[Data entries]
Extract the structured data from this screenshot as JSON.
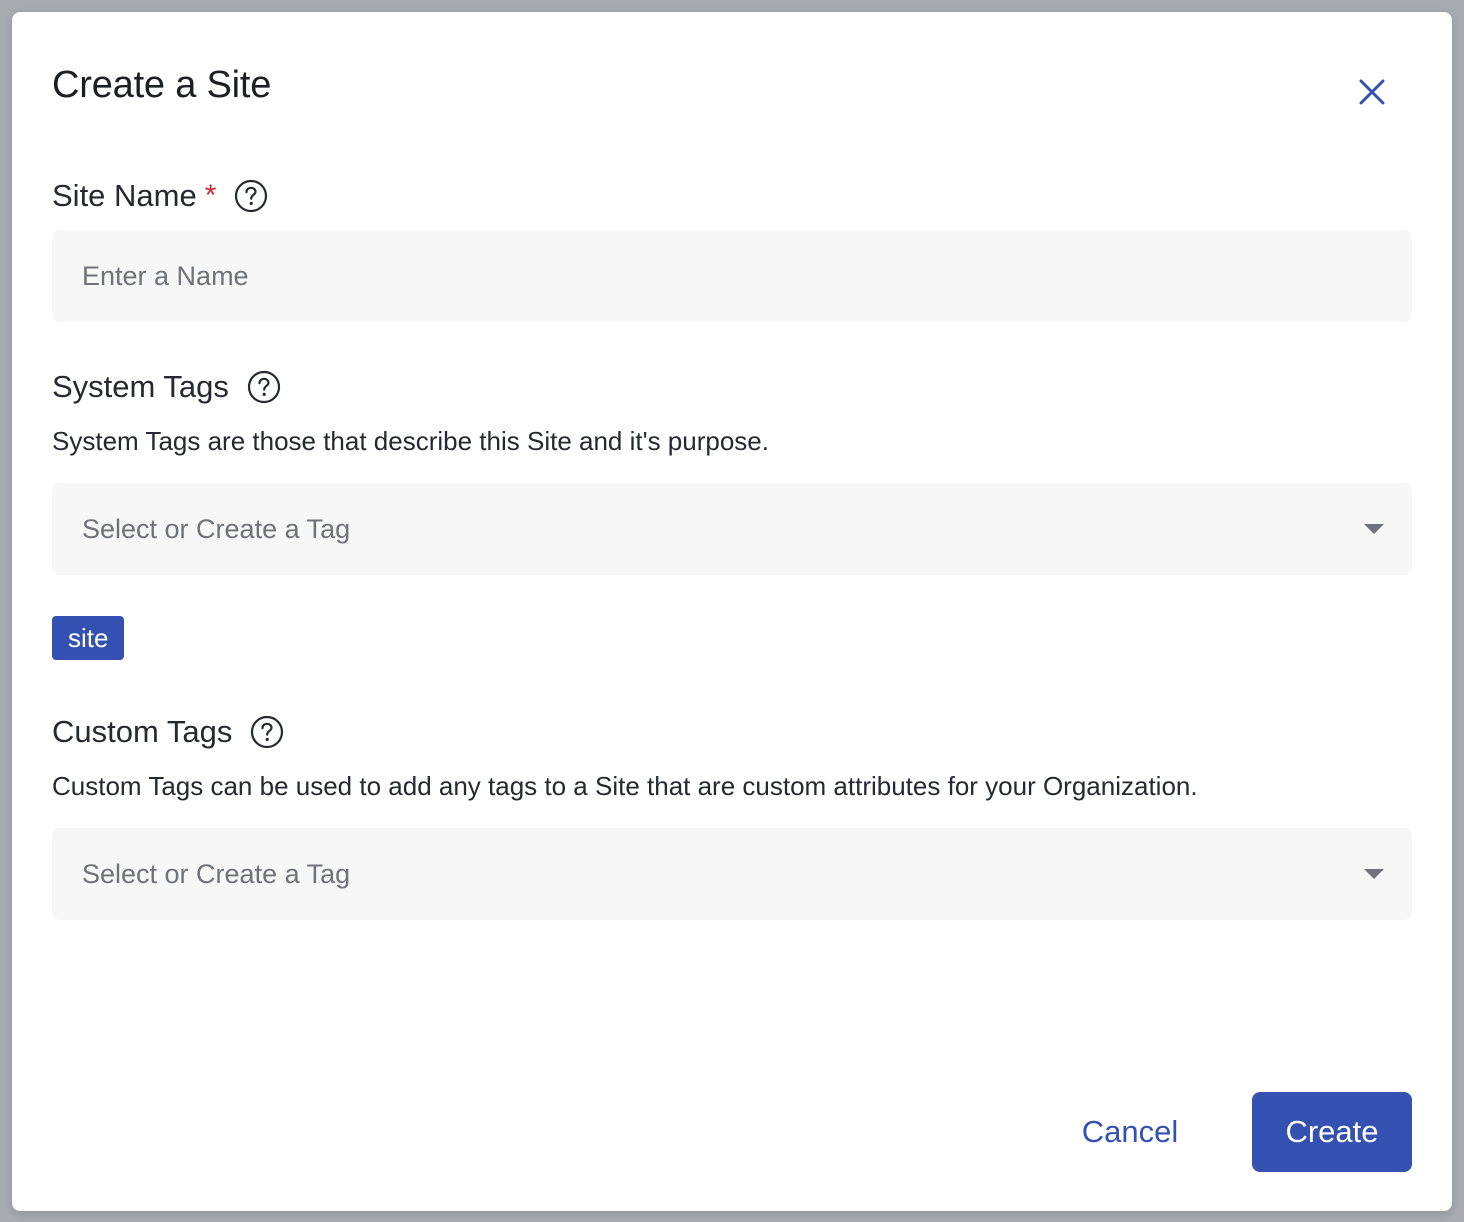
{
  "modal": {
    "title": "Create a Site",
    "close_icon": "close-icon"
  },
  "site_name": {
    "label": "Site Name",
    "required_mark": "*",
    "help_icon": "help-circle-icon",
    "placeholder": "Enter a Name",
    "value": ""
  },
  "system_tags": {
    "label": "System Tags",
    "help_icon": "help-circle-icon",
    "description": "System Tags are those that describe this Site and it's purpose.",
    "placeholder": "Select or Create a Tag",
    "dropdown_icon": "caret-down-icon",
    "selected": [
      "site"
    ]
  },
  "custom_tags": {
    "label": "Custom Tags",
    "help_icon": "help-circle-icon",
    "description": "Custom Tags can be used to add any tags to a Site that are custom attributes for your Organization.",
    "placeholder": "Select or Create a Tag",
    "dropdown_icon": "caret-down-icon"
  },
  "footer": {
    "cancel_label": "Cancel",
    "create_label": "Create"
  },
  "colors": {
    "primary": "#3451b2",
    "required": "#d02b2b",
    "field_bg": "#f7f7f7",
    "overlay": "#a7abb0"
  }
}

# Written instruction
Quote the records in their entirety, keeping the wording exact and excluding pictures.

# Result
Extract the structured data from this screenshot as JSON.
{
  "modal": {
    "title": "Create a Site",
    "close_icon": "close-icon"
  },
  "site_name": {
    "label": "Site Name",
    "required_mark": "*",
    "help_icon": "help-circle-icon",
    "placeholder": "Enter a Name",
    "value": ""
  },
  "system_tags": {
    "label": "System Tags",
    "help_icon": "help-circle-icon",
    "description": "System Tags are those that describe this Site and it's purpose.",
    "placeholder": "Select or Create a Tag",
    "dropdown_icon": "caret-down-icon",
    "selected": [
      "site"
    ]
  },
  "custom_tags": {
    "label": "Custom Tags",
    "help_icon": "help-circle-icon",
    "description": "Custom Tags can be used to add any tags to a Site that are custom attributes for your Organization.",
    "placeholder": "Select or Create a Tag",
    "dropdown_icon": "caret-down-icon"
  },
  "footer": {
    "cancel_label": "Cancel",
    "create_label": "Create"
  },
  "colors": {
    "primary": "#3451b2",
    "required": "#d02b2b",
    "field_bg": "#f7f7f7",
    "overlay": "#a7abb0"
  }
}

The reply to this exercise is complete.